Problem requirements
Answer with one number only: the number of lines that contain "this".

━━ Supplied data

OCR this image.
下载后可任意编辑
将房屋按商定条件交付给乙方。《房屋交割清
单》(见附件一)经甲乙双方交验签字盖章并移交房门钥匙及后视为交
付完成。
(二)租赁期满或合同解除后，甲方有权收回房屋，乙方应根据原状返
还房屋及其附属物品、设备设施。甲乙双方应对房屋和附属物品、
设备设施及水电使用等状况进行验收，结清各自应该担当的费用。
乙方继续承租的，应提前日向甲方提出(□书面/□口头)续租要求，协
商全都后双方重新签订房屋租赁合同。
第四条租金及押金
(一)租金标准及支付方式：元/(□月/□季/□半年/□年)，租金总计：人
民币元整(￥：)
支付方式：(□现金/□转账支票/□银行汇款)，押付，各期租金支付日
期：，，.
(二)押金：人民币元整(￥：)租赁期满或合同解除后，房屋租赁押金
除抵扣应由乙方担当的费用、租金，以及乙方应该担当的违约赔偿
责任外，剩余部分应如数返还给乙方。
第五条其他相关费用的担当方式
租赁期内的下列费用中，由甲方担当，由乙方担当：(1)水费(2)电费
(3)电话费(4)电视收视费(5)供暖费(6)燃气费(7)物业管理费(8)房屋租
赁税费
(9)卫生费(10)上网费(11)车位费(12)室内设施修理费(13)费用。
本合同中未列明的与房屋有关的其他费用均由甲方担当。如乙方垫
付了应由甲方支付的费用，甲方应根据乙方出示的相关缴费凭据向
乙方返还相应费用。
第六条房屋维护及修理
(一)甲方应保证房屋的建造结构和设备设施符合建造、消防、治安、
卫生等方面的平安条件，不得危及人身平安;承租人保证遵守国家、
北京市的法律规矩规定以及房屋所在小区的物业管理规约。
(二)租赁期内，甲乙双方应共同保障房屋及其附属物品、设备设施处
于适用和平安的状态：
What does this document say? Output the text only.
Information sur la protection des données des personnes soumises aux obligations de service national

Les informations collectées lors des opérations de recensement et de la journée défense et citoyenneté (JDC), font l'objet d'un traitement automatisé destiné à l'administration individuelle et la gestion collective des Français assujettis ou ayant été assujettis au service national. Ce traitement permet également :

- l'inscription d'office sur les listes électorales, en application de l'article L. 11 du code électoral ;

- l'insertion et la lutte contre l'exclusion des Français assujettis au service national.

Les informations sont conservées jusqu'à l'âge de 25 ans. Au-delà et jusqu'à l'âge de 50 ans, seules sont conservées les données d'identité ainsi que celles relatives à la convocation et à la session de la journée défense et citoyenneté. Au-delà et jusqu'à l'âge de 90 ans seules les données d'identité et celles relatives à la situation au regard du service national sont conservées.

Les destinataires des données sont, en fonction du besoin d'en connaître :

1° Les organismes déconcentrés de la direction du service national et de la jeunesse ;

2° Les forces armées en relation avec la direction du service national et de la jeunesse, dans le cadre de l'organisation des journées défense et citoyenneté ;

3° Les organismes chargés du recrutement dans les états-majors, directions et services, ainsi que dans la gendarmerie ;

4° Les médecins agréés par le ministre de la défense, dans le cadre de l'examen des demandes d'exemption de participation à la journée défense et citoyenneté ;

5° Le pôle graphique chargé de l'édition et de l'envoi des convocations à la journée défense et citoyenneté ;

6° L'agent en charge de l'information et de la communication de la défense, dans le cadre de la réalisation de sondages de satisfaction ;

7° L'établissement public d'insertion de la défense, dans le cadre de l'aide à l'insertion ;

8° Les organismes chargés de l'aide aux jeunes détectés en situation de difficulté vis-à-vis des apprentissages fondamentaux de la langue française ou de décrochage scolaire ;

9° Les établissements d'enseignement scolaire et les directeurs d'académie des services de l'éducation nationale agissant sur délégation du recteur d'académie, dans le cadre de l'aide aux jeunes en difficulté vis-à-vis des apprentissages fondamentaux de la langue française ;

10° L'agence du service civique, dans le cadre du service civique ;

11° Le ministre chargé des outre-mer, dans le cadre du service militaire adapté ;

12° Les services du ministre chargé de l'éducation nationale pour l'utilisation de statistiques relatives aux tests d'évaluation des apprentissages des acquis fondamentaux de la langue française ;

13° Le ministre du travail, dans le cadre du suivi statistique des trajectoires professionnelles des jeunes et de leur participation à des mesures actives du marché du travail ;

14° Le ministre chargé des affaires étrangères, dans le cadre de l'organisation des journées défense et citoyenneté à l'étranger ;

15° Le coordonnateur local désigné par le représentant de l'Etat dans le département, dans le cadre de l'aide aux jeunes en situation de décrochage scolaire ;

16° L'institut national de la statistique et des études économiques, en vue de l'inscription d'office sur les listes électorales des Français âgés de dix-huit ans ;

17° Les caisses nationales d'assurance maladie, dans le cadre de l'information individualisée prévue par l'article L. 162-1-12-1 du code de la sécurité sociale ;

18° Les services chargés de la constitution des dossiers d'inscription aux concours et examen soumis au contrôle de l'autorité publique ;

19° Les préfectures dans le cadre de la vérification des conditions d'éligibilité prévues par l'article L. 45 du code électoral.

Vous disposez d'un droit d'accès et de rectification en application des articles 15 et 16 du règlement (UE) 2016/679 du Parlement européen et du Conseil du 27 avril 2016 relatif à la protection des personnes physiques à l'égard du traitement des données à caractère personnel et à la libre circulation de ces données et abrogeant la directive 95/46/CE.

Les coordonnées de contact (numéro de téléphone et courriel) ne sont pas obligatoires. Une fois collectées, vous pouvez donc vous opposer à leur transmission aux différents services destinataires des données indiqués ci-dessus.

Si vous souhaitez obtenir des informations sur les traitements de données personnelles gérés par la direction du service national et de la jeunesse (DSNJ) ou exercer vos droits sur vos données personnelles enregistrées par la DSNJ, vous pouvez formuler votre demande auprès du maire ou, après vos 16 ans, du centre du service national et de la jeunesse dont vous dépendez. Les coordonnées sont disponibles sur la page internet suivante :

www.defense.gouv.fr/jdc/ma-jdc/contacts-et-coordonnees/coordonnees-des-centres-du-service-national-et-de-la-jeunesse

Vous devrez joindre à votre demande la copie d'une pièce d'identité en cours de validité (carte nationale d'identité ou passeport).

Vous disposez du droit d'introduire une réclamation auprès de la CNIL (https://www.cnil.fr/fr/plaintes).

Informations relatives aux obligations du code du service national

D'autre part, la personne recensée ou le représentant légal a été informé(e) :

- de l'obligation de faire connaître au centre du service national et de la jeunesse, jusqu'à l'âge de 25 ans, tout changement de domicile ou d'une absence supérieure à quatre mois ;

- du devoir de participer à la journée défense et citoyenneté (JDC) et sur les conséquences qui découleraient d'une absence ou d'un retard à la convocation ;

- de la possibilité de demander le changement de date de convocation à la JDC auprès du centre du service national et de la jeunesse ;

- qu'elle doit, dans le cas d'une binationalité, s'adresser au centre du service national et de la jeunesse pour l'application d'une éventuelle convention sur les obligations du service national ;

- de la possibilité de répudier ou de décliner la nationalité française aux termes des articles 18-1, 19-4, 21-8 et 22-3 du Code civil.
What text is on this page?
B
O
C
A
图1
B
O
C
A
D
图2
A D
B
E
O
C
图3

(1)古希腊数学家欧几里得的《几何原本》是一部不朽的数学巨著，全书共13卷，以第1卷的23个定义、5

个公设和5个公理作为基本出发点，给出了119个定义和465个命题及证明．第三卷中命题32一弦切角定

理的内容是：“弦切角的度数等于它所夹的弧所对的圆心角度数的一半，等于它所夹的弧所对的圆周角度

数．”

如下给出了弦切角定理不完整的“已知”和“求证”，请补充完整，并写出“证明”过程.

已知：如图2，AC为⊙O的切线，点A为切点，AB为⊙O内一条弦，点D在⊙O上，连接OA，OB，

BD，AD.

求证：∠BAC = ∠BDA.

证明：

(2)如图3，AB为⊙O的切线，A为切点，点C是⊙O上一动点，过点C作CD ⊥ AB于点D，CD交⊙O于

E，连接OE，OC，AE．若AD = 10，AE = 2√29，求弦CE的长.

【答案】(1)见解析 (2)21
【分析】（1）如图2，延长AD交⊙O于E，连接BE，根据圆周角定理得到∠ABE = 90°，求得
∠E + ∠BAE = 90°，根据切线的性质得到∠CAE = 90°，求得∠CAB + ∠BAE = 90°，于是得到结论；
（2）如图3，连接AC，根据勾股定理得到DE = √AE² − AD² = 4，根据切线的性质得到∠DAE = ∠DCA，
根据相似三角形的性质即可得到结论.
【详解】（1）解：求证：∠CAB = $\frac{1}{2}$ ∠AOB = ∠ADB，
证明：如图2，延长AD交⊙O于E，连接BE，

━━━━

Task result
3